*Aim of the exercise*. Reproduce all of the data exactly, with no line skipped.

*Provided data*.
============================================================

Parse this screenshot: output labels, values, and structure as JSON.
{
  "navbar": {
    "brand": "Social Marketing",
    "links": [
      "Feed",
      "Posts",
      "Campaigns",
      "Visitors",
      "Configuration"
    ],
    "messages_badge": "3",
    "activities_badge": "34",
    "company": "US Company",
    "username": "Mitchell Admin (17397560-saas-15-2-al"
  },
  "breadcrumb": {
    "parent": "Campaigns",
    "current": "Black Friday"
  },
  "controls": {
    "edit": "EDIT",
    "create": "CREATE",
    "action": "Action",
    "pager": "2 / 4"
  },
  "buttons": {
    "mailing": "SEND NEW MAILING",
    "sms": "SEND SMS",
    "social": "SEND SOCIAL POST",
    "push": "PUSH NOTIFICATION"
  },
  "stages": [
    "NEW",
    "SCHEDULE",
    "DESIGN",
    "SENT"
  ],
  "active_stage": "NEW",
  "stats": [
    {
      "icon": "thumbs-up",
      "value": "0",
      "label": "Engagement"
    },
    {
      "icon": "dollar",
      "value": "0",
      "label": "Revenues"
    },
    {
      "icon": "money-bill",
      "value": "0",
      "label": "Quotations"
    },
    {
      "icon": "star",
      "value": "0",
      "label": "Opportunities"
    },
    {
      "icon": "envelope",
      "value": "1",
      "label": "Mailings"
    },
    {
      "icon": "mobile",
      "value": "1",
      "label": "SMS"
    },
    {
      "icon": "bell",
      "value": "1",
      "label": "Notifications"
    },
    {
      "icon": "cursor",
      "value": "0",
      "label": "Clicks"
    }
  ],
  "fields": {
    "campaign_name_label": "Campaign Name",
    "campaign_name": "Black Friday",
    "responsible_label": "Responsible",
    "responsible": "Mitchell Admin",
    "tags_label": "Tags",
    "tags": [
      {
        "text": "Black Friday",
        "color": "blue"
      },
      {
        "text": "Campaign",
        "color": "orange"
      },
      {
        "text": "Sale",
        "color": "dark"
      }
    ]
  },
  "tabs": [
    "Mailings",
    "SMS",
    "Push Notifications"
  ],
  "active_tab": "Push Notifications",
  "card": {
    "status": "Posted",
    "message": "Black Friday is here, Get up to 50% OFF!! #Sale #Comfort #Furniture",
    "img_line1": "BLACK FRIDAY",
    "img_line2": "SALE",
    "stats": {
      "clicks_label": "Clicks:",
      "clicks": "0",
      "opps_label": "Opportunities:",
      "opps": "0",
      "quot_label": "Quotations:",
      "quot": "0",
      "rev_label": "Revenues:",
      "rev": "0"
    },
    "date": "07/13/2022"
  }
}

============================================================

*Exercise answer*.
Parse this screenshot: output labels, values, and structure as JSON.
{
  "navbar": {
    "brand": "Social Marketing",
    "links": [
      "Feed",
      "Posts",
      "Campaigns",
      "Visitors",
      "Configuration"
    ],
    "messages_badge": "3",
    "activities_badge": "34",
    "company": "US Company",
    "username": "Mitchell Admin (17397560-saas-15-2-al"
  },
  "breadcrumb": {
    "parent": "Campaigns",
    "current": "Black Friday"
  },
  "controls": {
    "edit": "EDIT",
    "create": "CREATE",
    "action": "Action",
    "pager": "2 / 4"
  },
  "buttons": {
    "mailing": "SEND NEW MAILING",
    "sms": "SEND SMS",
    "social": "SEND SOCIAL POST",
    "push": "PUSH NOTIFICATION"
  },
  "stages": [
    "NEW",
    "SCHEDULE",
    "DESIGN",
    "SENT"
  ],
  "active_stage": "NEW",
  "stats": [
    {
      "icon": "thumbs-up",
      "value": "0",
      "label": "Engagement"
    },
    {
      "icon": "dollar",
      "value": "0",
      "label": "Revenues"
    },
    {
      "icon": "money-bill",
      "value": "0",
      "label": "Quotations"
    },
    {
      "icon": "star",
      "value": "0",
      "label": "Opportunities"
    },
    {
      "icon": "envelope",
      "value": "1",
      "label": "Mailings"
    },
    {
      "icon": "mobile",
      "value": "1",
      "label": "SMS"
    },
    {
      "icon": "bell",
      "value": "1",
      "label": "Notifications"
    },
    {
      "icon": "cursor",
      "value": "0",
      "label": "Clicks"
    }
  ],
  "fields": {
    "campaign_name_label": "Campaign Name",
    "campaign_name": "Black Friday",
    "responsible_label": "Responsible",
    "responsible": "Mitchell Admin",
    "tags_label": "Tags",
    "tags": [
      {
        "text": "Black Friday",
        "color": "blue"
      },
      {
        "text": "Campaign",
        "color": "orange"
      },
      {
        "text": "Sale",
        "color": "dark"
      }
    ]
  },
  "tabs": [
    "Mailings",
    "SMS",
    "Push Notifications"
  ],
  "active_tab": "Push Notifications",
  "card": {
    "status": "Posted",
    "message": "Black Friday is here, Get up to 50% OFF!! #Sale #Comfort #Furniture",
    "img_line1": "BLACK FRIDAY",
    "img_line2": "SALE",
    "stats": {
      "clicks_label": "Clicks:",
      "clicks": "0",
      "opps_label": "Opportunities:",
      "opps": "0",
      "quot_label": "Quotations:",
      "quot": "0",
      "rev_label": "Revenues:",
      "rev": "0"
    },
    "date": "07/13/2022"
  }
}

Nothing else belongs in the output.